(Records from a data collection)
------------------------------
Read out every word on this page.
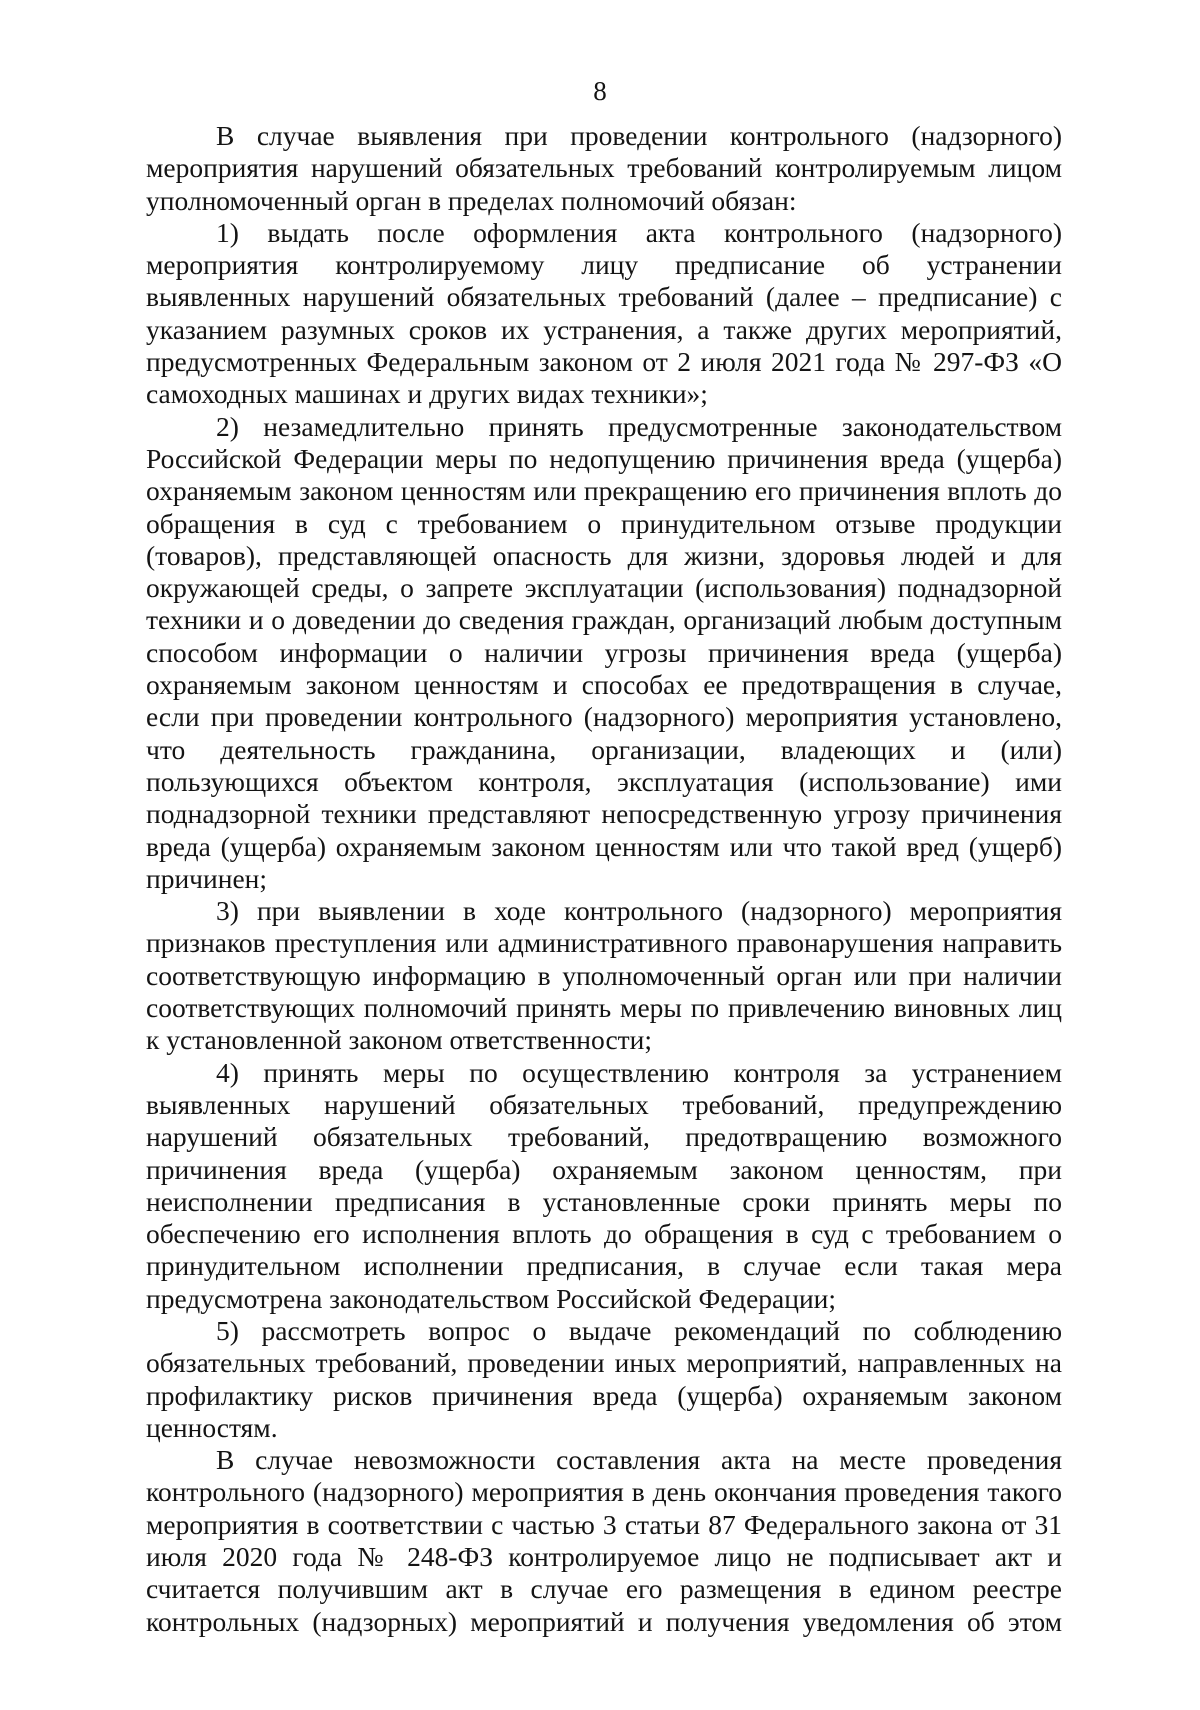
8

В случае выявления при проведении контрольного (надзорного) мероприятия нарушений обязательных требований контролируемым лицом уполномоченный орган в пределах полномочий обязан:

1) выдать после оформления акта контрольного (надзорного) мероприятия контролируемому лицу предписание об устранении выявленных нарушений обязательных требований (далее – предписание) с указанием разумных сроков их устранения, а также других мероприятий, предусмотренных Федеральным законом от 2 июля 2021 года № 297-ФЗ «О самоходных машинах и других видах техники»;

2) незамедлительно принять предусмотренные законодательством Российской Федерации меры по недопущению причинения вреда (ущерба) охраняемым законом ценностям или прекращению его причинения вплоть до обращения в суд с требованием о принудительном отзыве продукции (товаров), представляющей опасность для жизни, здоровья людей и для окружающей среды, о запрете эксплуатации (использования) поднадзорной техники и о доведении до сведения граждан, организаций любым доступным способом информации о наличии угрозы причинения вреда (ущерба) охраняемым законом ценностям и способах ее предотвращения в случае, если при проведении контрольного (надзорного) мероприятия установлено, что деятельность гражданина, организации, владеющих и (или) пользующихся объектом контроля, эксплуатация (использование) ими поднадзорной техники представляют непосредственную угрозу причинения вреда (ущерба) охраняемым законом ценностям или что такой вред (ущерб) причинен;

3) при выявлении в ходе контрольного (надзорного) мероприятия признаков преступления или административного правонарушения направить соответствующую информацию в уполномоченный орган или при наличии соответствующих полномочий принять меры по привлечению виновных лиц к установленной законом ответственности;

4) принять меры по осуществлению контроля за устранением выявленных нарушений обязательных требований, предупреждению нарушений обязательных требований, предотвращению возможного причинения вреда (ущерба) охраняемым законом ценностям, при неисполнении предписания в установленные сроки принять меры по обеспечению его исполнения вплоть до обращения в суд с требованием о принудительном исполнении предписания, в случае если такая мера предусмотрена законодательством Российской Федерации;

5) рассмотреть вопрос о выдаче рекомендаций по соблюдению обязательных требований, проведении иных мероприятий, направленных на профилактику рисков причинения вреда (ущерба) охраняемым законом ценностям.

В случае невозможности составления акта на месте проведения контрольного (надзорного) мероприятия в день окончания проведения такого мероприятия в соответствии с частью 3 статьи 87 Федерального закона от 31 июля 2020 года № 248-ФЗ контролируемое лицо не подписывает акт и считается получившим акт в случае его размещения в едином реестре контрольных (надзорных) мероприятий и получения уведомления об этом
------------------------------
■ Goal:
Report how many lines of the listing hold the word "июля", with nothing but the number.

■ Task solution:
2